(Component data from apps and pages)
|---|
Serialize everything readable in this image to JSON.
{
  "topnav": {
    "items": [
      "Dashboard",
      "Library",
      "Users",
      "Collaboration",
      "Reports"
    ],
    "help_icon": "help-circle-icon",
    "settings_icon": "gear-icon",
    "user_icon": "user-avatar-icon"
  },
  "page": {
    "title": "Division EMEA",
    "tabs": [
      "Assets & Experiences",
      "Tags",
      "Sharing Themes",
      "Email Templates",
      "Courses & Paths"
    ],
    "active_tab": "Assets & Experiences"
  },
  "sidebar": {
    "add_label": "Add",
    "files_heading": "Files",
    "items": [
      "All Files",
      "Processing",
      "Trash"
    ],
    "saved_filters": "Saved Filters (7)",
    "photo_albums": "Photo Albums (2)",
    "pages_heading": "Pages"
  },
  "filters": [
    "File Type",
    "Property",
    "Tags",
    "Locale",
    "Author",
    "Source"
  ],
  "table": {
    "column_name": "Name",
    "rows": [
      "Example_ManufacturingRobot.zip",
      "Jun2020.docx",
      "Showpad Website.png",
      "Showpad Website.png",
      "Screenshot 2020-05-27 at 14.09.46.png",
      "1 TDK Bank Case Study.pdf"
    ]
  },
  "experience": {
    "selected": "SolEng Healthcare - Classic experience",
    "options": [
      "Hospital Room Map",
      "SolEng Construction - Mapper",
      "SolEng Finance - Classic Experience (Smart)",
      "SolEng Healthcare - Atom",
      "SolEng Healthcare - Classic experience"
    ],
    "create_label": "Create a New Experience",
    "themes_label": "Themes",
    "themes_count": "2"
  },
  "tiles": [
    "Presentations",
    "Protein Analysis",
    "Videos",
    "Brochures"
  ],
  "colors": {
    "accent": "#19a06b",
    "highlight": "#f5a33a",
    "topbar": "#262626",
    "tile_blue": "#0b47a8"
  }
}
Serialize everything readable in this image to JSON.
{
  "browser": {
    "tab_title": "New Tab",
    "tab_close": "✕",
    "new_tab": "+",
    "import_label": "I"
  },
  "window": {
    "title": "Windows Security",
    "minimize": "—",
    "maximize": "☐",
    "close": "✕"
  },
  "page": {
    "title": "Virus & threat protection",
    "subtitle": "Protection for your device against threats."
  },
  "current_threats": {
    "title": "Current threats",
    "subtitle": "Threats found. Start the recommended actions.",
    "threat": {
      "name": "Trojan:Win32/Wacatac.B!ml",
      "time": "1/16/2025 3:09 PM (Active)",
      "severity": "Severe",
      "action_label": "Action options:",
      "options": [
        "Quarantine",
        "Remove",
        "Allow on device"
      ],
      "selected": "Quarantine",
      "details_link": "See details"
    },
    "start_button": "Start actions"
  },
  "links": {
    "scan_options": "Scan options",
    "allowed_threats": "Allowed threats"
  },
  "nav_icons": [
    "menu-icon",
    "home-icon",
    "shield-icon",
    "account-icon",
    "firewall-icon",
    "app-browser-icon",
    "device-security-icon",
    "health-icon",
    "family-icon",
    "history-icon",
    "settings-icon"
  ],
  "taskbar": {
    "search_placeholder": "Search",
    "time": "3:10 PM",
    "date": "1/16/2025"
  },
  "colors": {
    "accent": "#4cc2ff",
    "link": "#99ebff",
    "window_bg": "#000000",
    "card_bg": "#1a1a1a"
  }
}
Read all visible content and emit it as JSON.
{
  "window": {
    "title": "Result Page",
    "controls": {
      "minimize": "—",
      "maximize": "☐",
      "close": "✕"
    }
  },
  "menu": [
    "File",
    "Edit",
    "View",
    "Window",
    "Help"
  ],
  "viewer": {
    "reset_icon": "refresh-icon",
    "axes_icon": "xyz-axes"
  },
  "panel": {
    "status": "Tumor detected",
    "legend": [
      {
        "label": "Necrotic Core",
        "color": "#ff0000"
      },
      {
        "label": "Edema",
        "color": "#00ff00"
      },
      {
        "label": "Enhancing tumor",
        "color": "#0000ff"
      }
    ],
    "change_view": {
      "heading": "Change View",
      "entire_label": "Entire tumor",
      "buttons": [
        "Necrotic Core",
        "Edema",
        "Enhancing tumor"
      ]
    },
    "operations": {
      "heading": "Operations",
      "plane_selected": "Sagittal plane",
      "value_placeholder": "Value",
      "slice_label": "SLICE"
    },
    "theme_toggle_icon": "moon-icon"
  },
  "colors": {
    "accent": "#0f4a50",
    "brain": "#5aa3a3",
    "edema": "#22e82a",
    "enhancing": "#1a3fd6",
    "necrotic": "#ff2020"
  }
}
|---|
* **Aim of the task**: The records need to be reproduced in their entirety, word for word.

* **Response area**:
Serialize everything readable in this image to JSON.
{
  "topnav": {
    "items": [
      "Dashboard",
      "Library",
      "Users",
      "Collaboration",
      "Reports"
    ],
    "help_icon": "help-circle-icon",
    "settings_icon": "gear-icon",
    "user_icon": "user-avatar-icon"
  },
  "page": {
    "title": "Division EMEA",
    "tabs": [
      "Assets & Experiences",
      "Tags",
      "Sharing Themes",
      "Email Templates",
      "Courses & Paths"
    ],
    "active_tab": "Assets & Experiences"
  },
  "sidebar": {
    "add_label": "Add",
    "files_heading": "Files",
    "items": [
      "All Files",
      "Processing",
      "Trash"
    ],
    "saved_filters": "Saved Filters (7)",
    "photo_albums": "Photo Albums (2)",
    "pages_heading": "Pages"
  },
  "filters": [
    "File Type",
    "Property",
    "Tags",
    "Locale",
    "Author",
    "Source"
  ],
  "table": {
    "column_name": "Name",
    "rows": [
      "Example_ManufacturingRobot.zip",
      "Jun2020.docx",
      "Showpad Website.png",
      "Showpad Website.png",
      "Screenshot 2020-05-27 at 14.09.46.png",
      "1 TDK Bank Case Study.pdf"
    ]
  },
  "experience": {
    "selected": "SolEng Healthcare - Classic experience",
    "options": [
      "Hospital Room Map",
      "SolEng Construction - Mapper",
      "SolEng Finance - Classic Experience (Smart)",
      "SolEng Healthcare - Atom",
      "SolEng Healthcare - Classic experience"
    ],
    "create_label": "Create a New Experience",
    "themes_label": "Themes",
    "themes_count": "2"
  },
  "tiles": [
    "Presentations",
    "Protein Analysis",
    "Videos",
    "Brochures"
  ],
  "colors": {
    "accent": "#19a06b",
    "highlight": "#f5a33a",
    "topbar": "#262626",
    "tile_blue": "#0b47a8"
  }
}
Serialize everything readable in this image to JSON.
{
  "browser": {
    "tab_title": "New Tab",
    "tab_close": "✕",
    "new_tab": "+",
    "import_label": "I"
  },
  "window": {
    "title": "Windows Security",
    "minimize": "—",
    "maximize": "☐",
    "close": "✕"
  },
  "page": {
    "title": "Virus & threat protection",
    "subtitle": "Protection for your device against threats."
  },
  "current_threats": {
    "title": "Current threats",
    "subtitle": "Threats found. Start the recommended actions.",
    "threat": {
      "name": "Trojan:Win32/Wacatac.B!ml",
      "time": "1/16/2025 3:09 PM (Active)",
      "severity": "Severe",
      "action_label": "Action options:",
      "options": [
        "Quarantine",
        "Remove",
        "Allow on device"
      ],
      "selected": "Quarantine",
      "details_link": "See details"
    },
    "start_button": "Start actions"
  },
  "links": {
    "scan_options": "Scan options",
    "allowed_threats": "Allowed threats"
  },
  "nav_icons": [
    "menu-icon",
    "home-icon",
    "shield-icon",
    "account-icon",
    "firewall-icon",
    "app-browser-icon",
    "device-security-icon",
    "health-icon",
    "family-icon",
    "history-icon",
    "settings-icon"
  ],
  "taskbar": {
    "search_placeholder": "Search",
    "time": "3:10 PM",
    "date": "1/16/2025"
  },
  "colors": {
    "accent": "#4cc2ff",
    "link": "#99ebff",
    "window_bg": "#000000",
    "card_bg": "#1a1a1a"
  }
}
Read all visible content and emit it as JSON.
{
  "window": {
    "title": "Result Page",
    "controls": {
      "minimize": "—",
      "maximize": "☐",
      "close": "✕"
    }
  },
  "menu": [
    "File",
    "Edit",
    "View",
    "Window",
    "Help"
  ],
  "viewer": {
    "reset_icon": "refresh-icon",
    "axes_icon": "xyz-axes"
  },
  "panel": {
    "status": "Tumor detected",
    "legend": [
      {
        "label": "Necrotic Core",
        "color": "#ff0000"
      },
      {
        "label": "Edema",
        "color": "#00ff00"
      },
      {
        "label": "Enhancing tumor",
        "color": "#0000ff"
      }
    ],
    "change_view": {
      "heading": "Change View",
      "entire_label": "Entire tumor",
      "buttons": [
        "Necrotic Core",
        "Edema",
        "Enhancing tumor"
      ]
    },
    "operations": {
      "heading": "Operations",
      "plane_selected": "Sagittal plane",
      "value_placeholder": "Value",
      "slice_label": "SLICE"
    },
    "theme_toggle_icon": "moon-icon"
  },
  "colors": {
    "accent": "#0f4a50",
    "brain": "#5aa3a3",
    "edema": "#22e82a",
    "enhancing": "#1a3fd6",
    "necrotic": "#ff2020"
  }
}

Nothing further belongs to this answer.